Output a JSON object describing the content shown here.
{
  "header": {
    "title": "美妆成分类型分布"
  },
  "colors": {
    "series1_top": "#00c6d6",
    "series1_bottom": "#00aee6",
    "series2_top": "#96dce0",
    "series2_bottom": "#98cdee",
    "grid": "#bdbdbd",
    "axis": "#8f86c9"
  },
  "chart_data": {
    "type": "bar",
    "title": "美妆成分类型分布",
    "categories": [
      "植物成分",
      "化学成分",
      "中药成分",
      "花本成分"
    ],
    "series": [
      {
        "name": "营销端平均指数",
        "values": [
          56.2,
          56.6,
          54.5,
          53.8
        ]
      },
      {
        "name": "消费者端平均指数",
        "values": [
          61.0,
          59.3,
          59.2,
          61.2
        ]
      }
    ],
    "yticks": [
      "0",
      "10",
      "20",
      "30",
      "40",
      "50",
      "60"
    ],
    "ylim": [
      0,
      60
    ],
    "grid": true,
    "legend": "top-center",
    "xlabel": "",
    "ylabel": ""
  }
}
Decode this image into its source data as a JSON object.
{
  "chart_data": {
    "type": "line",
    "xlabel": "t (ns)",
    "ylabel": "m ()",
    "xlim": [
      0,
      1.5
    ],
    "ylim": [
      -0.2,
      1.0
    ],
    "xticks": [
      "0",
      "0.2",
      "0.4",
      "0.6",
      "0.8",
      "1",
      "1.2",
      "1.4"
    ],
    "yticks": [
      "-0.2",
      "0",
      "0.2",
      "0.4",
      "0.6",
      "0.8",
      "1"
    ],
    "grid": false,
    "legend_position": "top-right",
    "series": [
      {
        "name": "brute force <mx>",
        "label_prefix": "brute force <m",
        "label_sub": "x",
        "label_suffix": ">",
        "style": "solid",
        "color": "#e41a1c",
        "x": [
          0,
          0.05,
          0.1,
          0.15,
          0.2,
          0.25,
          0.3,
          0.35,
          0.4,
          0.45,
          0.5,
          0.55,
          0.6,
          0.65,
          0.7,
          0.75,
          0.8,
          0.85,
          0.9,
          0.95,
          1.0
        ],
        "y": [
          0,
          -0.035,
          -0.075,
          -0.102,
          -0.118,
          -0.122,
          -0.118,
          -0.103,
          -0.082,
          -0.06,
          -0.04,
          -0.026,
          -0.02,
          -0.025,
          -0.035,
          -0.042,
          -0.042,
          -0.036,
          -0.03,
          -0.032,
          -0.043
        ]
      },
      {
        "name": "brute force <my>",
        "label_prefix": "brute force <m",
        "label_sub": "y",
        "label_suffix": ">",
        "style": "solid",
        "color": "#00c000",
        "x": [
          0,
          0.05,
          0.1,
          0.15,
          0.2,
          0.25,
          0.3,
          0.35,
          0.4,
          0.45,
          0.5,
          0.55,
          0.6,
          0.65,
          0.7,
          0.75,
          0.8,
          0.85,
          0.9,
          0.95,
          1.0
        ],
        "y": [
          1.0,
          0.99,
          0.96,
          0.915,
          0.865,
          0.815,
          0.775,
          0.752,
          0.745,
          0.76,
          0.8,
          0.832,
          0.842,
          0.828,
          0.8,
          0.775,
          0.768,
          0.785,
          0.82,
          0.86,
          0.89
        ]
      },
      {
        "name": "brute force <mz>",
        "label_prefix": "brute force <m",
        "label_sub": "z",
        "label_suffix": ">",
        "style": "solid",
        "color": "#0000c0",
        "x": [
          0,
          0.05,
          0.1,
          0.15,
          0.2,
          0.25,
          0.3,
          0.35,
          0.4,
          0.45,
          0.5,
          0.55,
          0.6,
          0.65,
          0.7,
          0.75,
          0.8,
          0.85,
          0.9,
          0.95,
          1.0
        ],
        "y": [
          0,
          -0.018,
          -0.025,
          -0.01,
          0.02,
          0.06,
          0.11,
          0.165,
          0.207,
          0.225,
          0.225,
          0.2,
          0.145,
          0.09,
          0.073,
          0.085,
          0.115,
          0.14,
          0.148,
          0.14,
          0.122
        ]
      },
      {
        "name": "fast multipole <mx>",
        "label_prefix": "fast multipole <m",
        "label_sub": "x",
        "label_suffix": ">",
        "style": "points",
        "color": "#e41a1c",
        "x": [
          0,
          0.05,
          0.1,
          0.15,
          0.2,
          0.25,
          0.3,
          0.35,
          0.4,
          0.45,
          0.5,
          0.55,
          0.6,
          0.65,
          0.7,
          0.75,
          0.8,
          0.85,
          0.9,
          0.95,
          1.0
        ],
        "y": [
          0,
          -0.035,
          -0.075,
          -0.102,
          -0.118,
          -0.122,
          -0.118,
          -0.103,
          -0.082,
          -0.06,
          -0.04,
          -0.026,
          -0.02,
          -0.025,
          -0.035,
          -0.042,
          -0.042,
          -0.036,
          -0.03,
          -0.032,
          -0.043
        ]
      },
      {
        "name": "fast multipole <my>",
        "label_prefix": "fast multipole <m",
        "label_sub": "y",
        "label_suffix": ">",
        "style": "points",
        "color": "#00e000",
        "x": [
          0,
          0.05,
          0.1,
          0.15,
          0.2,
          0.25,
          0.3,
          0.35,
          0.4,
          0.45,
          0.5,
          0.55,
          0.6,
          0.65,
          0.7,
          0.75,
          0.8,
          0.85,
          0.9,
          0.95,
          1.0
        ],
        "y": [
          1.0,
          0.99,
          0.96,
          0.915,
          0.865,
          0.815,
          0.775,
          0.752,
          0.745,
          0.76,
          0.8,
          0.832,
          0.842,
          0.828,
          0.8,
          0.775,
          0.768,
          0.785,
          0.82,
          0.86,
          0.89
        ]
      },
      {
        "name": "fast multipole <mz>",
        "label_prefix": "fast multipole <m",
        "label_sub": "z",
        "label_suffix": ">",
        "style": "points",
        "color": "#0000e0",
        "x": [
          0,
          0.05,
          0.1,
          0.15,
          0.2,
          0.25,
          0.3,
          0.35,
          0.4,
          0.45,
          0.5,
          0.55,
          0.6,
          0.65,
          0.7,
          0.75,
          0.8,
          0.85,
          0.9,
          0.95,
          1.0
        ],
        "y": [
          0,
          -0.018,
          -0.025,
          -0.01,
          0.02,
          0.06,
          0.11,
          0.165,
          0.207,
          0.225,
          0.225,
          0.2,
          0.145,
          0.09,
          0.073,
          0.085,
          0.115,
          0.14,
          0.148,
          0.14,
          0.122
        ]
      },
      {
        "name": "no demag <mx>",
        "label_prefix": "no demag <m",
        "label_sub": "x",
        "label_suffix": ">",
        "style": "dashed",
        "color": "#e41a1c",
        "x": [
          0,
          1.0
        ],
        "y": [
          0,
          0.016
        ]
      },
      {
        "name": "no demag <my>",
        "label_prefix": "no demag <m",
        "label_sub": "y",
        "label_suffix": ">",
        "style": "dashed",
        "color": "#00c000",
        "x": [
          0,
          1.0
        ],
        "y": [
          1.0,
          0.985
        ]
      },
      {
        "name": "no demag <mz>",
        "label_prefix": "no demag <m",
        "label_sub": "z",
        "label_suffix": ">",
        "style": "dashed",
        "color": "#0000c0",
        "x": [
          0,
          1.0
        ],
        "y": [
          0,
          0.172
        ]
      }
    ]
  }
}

***

• **EXERCISE DIRECTIONS**: Return the whole listing exactly.

• **SOLUTION TO THE PROBLEM**:
Output a JSON object describing the content shown here.
{
  "header": {
    "title": "美妆成分类型分布"
  },
  "colors": {
    "series1_top": "#00c6d6",
    "series1_bottom": "#00aee6",
    "series2_top": "#96dce0",
    "series2_bottom": "#98cdee",
    "grid": "#bdbdbd",
    "axis": "#8f86c9"
  },
  "chart_data": {
    "type": "bar",
    "title": "美妆成分类型分布",
    "categories": [
      "植物成分",
      "化学成分",
      "中药成分",
      "花本成分"
    ],
    "series": [
      {
        "name": "营销端平均指数",
        "values": [
          56.2,
          56.6,
          54.5,
          53.8
        ]
      },
      {
        "name": "消费者端平均指数",
        "values": [
          61.0,
          59.3,
          59.2,
          61.2
        ]
      }
    ],
    "yticks": [
      "0",
      "10",
      "20",
      "30",
      "40",
      "50",
      "60"
    ],
    "ylim": [
      0,
      60
    ],
    "grid": true,
    "legend": "top-center",
    "xlabel": "",
    "ylabel": ""
  }
}
Decode this image into its source data as a JSON object.
{
  "chart_data": {
    "type": "line",
    "xlabel": "t (ns)",
    "ylabel": "m ()",
    "xlim": [
      0,
      1.5
    ],
    "ylim": [
      -0.2,
      1.0
    ],
    "xticks": [
      "0",
      "0.2",
      "0.4",
      "0.6",
      "0.8",
      "1",
      "1.2",
      "1.4"
    ],
    "yticks": [
      "-0.2",
      "0",
      "0.2",
      "0.4",
      "0.6",
      "0.8",
      "1"
    ],
    "grid": false,
    "legend_position": "top-right",
    "series": [
      {
        "name": "brute force <mx>",
        "label_prefix": "brute force <m",
        "label_sub": "x",
        "label_suffix": ">",
        "style": "solid",
        "color": "#e41a1c",
        "x": [
          0,
          0.05,
          0.1,
          0.15,
          0.2,
          0.25,
          0.3,
          0.35,
          0.4,
          0.45,
          0.5,
          0.55,
          0.6,
          0.65,
          0.7,
          0.75,
          0.8,
          0.85,
          0.9,
          0.95,
          1.0
        ],
        "y": [
          0,
          -0.035,
          -0.075,
          -0.102,
          -0.118,
          -0.122,
          -0.118,
          -0.103,
          -0.082,
          -0.06,
          -0.04,
          -0.026,
          -0.02,
          -0.025,
          -0.035,
          -0.042,
          -0.042,
          -0.036,
          -0.03,
          -0.032,
          -0.043
        ]
      },
      {
        "name": "brute force <my>",
        "label_prefix": "brute force <m",
        "label_sub": "y",
        "label_suffix": ">",
        "style": "solid",
        "color": "#00c000",
        "x": [
          0,
          0.05,
          0.1,
          0.15,
          0.2,
          0.25,
          0.3,
          0.35,
          0.4,
          0.45,
          0.5,
          0.55,
          0.6,
          0.65,
          0.7,
          0.75,
          0.8,
          0.85,
          0.9,
          0.95,
          1.0
        ],
        "y": [
          1.0,
          0.99,
          0.96,
          0.915,
          0.865,
          0.815,
          0.775,
          0.752,
          0.745,
          0.76,
          0.8,
          0.832,
          0.842,
          0.828,
          0.8,
          0.775,
          0.768,
          0.785,
          0.82,
          0.86,
          0.89
        ]
      },
      {
        "name": "brute force <mz>",
        "label_prefix": "brute force <m",
        "label_sub": "z",
        "label_suffix": ">",
        "style": "solid",
        "color": "#0000c0",
        "x": [
          0,
          0.05,
          0.1,
          0.15,
          0.2,
          0.25,
          0.3,
          0.35,
          0.4,
          0.45,
          0.5,
          0.55,
          0.6,
          0.65,
          0.7,
          0.75,
          0.8,
          0.85,
          0.9,
          0.95,
          1.0
        ],
        "y": [
          0,
          -0.018,
          -0.025,
          -0.01,
          0.02,
          0.06,
          0.11,
          0.165,
          0.207,
          0.225,
          0.225,
          0.2,
          0.145,
          0.09,
          0.073,
          0.085,
          0.115,
          0.14,
          0.148,
          0.14,
          0.122
        ]
      },
      {
        "name": "fast multipole <mx>",
        "label_prefix": "fast multipole <m",
        "label_sub": "x",
        "label_suffix": ">",
        "style": "points",
        "color": "#e41a1c",
        "x": [
          0,
          0.05,
          0.1,
          0.15,
          0.2,
          0.25,
          0.3,
          0.35,
          0.4,
          0.45,
          0.5,
          0.55,
          0.6,
          0.65,
          0.7,
          0.75,
          0.8,
          0.85,
          0.9,
          0.95,
          1.0
        ],
        "y": [
          0,
          -0.035,
          -0.075,
          -0.102,
          -0.118,
          -0.122,
          -0.118,
          -0.103,
          -0.082,
          -0.06,
          -0.04,
          -0.026,
          -0.02,
          -0.025,
          -0.035,
          -0.042,
          -0.042,
          -0.036,
          -0.03,
          -0.032,
          -0.043
        ]
      },
      {
        "name": "fast multipole <my>",
        "label_prefix": "fast multipole <m",
        "label_sub": "y",
        "label_suffix": ">",
        "style": "points",
        "color": "#00e000",
        "x": [
          0,
          0.05,
          0.1,
          0.15,
          0.2,
          0.25,
          0.3,
          0.35,
          0.4,
          0.45,
          0.5,
          0.55,
          0.6,
          0.65,
          0.7,
          0.75,
          0.8,
          0.85,
          0.9,
          0.95,
          1.0
        ],
        "y": [
          1.0,
          0.99,
          0.96,
          0.915,
          0.865,
          0.815,
          0.775,
          0.752,
          0.745,
          0.76,
          0.8,
          0.832,
          0.842,
          0.828,
          0.8,
          0.775,
          0.768,
          0.785,
          0.82,
          0.86,
          0.89
        ]
      },
      {
        "name": "fast multipole <mz>",
        "label_prefix": "fast multipole <m",
        "label_sub": "z",
        "label_suffix": ">",
        "style": "points",
        "color": "#0000e0",
        "x": [
          0,
          0.05,
          0.1,
          0.15,
          0.2,
          0.25,
          0.3,
          0.35,
          0.4,
          0.45,
          0.5,
          0.55,
          0.6,
          0.65,
          0.7,
          0.75,
          0.8,
          0.85,
          0.9,
          0.95,
          1.0
        ],
        "y": [
          0,
          -0.018,
          -0.025,
          -0.01,
          0.02,
          0.06,
          0.11,
          0.165,
          0.207,
          0.225,
          0.225,
          0.2,
          0.145,
          0.09,
          0.073,
          0.085,
          0.115,
          0.14,
          0.148,
          0.14,
          0.122
        ]
      },
      {
        "name": "no demag <mx>",
        "label_prefix": "no demag <m",
        "label_sub": "x",
        "label_suffix": ">",
        "style": "dashed",
        "color": "#e41a1c",
        "x": [
          0,
          1.0
        ],
        "y": [
          0,
          0.016
        ]
      },
      {
        "name": "no demag <my>",
        "label_prefix": "no demag <m",
        "label_sub": "y",
        "label_suffix": ">",
        "style": "dashed",
        "color": "#00c000",
        "x": [
          0,
          1.0
        ],
        "y": [
          1.0,
          0.985
        ]
      },
      {
        "name": "no demag <mz>",
        "label_prefix": "no demag <m",
        "label_sub": "z",
        "label_suffix": ">",
        "style": "dashed",
        "color": "#0000c0",
        "x": [
          0,
          1.0
        ],
        "y": [
          0,
          0.172
        ]
      }
    ]
  }
}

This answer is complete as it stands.